[CHALLENGE]: Only the number is wanted: count the lines that include the word "прилагательных".

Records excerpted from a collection
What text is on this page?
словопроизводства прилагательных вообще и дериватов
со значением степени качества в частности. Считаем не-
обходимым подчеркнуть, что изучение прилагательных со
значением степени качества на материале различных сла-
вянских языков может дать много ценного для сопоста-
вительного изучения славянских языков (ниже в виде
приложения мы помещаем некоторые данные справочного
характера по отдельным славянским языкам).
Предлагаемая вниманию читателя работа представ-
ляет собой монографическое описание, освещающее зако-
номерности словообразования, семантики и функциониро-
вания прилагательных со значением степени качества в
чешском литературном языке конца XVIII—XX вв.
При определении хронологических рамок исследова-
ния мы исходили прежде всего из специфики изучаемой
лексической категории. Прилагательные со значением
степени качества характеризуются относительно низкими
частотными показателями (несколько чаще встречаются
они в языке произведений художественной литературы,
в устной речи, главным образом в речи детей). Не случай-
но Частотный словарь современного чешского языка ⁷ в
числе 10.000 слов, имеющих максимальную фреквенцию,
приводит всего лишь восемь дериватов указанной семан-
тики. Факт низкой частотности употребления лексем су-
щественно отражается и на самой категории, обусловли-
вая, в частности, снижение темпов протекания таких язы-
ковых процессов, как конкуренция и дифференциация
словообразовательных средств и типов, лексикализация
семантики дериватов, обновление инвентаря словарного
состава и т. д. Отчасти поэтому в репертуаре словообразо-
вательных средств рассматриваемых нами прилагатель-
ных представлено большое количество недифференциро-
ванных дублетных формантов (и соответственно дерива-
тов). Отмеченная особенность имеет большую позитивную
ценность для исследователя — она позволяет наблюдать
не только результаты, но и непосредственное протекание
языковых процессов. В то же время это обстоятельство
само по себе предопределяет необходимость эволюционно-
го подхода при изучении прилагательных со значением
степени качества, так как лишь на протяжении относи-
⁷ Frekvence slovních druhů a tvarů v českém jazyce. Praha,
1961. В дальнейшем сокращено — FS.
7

[TASK RESULT]: 4